Exercise details ::
Pick out and copy every line below that has the word "JSON".

Extracted data ::
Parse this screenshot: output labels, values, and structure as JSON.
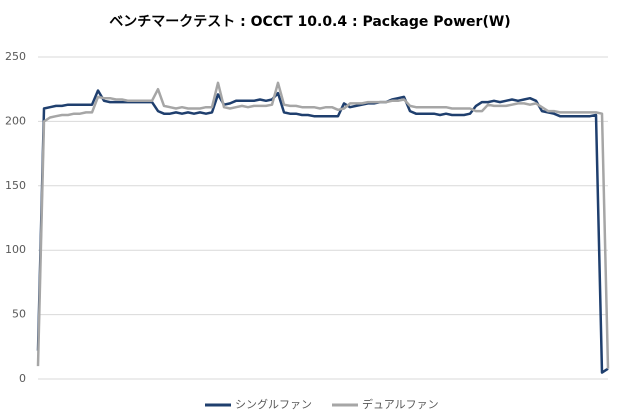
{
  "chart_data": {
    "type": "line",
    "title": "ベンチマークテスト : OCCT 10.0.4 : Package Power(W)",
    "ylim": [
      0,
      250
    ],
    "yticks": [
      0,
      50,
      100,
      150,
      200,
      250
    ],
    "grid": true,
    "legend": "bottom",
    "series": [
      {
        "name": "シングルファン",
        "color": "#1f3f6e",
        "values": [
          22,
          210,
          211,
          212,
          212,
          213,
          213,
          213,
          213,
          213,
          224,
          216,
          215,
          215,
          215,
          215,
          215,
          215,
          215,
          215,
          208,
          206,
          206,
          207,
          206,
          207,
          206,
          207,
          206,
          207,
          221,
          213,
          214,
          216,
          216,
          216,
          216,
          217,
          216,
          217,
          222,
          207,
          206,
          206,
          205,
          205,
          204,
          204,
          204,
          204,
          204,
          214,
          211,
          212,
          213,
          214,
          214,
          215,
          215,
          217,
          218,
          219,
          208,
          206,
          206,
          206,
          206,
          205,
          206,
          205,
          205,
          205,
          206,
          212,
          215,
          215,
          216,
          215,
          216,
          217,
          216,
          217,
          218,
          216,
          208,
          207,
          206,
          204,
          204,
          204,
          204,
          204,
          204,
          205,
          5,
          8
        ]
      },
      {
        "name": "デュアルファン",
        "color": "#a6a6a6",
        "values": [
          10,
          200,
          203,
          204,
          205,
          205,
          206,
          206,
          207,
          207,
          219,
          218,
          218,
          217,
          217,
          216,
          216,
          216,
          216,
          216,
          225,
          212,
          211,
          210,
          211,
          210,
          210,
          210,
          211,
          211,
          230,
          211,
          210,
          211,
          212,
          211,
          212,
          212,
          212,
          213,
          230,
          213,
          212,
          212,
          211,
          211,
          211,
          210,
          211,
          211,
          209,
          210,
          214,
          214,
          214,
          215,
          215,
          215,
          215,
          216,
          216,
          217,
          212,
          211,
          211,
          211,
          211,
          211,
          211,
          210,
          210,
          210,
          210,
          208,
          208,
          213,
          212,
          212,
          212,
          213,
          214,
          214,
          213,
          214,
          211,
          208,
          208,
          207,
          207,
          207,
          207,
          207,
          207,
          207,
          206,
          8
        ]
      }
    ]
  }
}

---

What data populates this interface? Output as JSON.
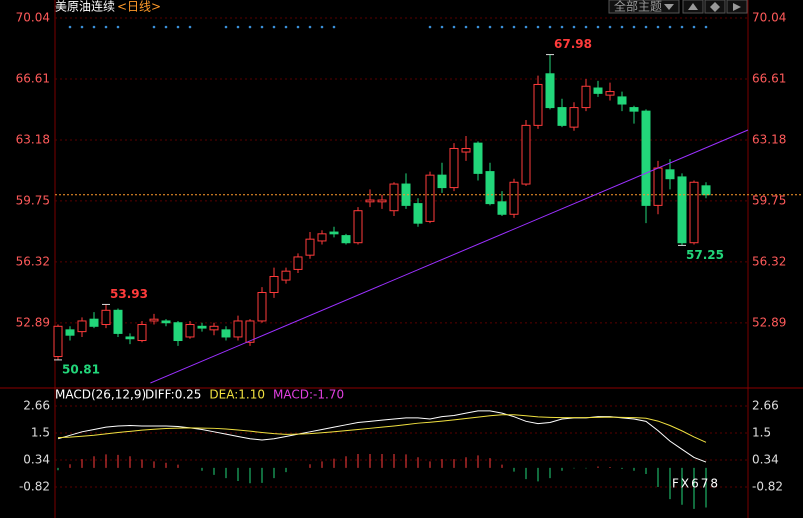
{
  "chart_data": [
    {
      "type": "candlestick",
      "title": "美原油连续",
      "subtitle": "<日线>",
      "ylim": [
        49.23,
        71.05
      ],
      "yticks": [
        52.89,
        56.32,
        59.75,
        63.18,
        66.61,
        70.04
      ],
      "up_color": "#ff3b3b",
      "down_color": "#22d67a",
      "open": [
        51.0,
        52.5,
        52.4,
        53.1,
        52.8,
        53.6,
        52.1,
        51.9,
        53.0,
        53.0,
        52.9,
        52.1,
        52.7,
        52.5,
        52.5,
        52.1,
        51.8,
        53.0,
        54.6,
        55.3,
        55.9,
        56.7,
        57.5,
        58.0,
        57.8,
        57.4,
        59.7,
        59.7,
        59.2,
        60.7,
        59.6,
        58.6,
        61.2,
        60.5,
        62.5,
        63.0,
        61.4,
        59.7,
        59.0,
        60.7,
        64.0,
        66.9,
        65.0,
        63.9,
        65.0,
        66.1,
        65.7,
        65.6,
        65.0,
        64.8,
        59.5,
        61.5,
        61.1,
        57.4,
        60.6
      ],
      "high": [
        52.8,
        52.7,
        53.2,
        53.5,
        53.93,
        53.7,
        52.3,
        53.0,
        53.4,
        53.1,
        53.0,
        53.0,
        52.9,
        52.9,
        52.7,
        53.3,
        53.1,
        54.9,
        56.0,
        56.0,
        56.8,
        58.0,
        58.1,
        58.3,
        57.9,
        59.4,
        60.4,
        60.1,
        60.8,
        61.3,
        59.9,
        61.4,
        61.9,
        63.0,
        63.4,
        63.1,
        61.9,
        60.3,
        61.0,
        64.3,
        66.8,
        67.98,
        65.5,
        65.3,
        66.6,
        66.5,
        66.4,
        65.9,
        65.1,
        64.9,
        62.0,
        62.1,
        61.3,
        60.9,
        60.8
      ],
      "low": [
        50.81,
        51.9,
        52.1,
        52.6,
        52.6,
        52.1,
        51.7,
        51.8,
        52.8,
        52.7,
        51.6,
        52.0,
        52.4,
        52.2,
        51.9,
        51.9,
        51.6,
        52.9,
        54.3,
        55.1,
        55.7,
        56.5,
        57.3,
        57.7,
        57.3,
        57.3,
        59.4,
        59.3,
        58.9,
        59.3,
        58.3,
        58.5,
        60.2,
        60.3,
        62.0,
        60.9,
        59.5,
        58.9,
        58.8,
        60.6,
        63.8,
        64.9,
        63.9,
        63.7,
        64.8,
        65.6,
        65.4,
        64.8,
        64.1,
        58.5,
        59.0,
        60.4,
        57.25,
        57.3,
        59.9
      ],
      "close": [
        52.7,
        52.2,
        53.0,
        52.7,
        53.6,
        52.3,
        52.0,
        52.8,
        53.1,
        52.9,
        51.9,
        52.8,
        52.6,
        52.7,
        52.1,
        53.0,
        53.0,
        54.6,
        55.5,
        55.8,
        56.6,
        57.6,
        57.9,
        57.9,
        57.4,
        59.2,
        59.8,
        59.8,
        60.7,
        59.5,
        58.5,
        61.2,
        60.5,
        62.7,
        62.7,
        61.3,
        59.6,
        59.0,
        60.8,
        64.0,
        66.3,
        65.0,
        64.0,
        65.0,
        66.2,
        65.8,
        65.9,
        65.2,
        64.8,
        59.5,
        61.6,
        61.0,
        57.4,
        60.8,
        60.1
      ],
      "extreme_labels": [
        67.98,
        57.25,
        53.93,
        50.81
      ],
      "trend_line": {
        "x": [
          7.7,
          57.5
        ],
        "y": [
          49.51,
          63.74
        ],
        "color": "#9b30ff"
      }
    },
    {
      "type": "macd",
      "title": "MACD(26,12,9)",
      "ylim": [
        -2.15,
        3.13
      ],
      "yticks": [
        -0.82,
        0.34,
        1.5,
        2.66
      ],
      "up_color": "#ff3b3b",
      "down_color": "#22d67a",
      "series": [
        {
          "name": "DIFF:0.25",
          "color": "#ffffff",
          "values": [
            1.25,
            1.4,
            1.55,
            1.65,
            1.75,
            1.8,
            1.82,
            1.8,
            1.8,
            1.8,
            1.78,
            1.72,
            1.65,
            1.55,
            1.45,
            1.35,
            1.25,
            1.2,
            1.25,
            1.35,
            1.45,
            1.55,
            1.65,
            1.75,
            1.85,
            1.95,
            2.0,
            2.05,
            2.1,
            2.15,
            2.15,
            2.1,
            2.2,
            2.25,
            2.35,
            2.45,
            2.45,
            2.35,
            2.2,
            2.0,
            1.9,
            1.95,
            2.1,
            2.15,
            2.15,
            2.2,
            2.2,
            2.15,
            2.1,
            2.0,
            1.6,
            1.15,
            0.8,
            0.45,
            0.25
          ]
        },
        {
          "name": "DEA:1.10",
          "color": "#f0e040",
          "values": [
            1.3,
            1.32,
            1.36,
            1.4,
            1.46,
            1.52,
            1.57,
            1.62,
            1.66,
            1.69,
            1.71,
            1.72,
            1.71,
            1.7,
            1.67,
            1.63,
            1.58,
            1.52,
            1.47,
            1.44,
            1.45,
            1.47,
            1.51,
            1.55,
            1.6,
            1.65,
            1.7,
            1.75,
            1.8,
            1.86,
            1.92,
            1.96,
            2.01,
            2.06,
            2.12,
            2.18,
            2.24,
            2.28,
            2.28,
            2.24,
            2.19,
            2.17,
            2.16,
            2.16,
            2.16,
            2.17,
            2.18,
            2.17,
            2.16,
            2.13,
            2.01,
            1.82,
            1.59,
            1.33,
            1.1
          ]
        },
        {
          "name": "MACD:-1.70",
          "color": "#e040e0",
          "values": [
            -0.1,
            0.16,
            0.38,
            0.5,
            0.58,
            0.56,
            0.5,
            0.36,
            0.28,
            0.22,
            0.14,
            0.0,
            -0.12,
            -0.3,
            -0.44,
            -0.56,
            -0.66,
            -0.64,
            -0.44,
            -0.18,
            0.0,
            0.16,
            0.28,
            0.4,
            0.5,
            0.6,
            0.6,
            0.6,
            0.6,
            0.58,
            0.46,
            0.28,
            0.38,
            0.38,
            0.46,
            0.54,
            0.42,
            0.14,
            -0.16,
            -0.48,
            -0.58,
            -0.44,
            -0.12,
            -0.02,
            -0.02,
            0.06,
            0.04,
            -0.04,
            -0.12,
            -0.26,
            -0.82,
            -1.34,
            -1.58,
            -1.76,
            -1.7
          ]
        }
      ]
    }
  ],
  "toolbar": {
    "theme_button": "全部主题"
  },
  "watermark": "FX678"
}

Finished answer ::
Parse this screenshot: output labels, values, and structure as JSON.
What data populates this interface? Output as JSON.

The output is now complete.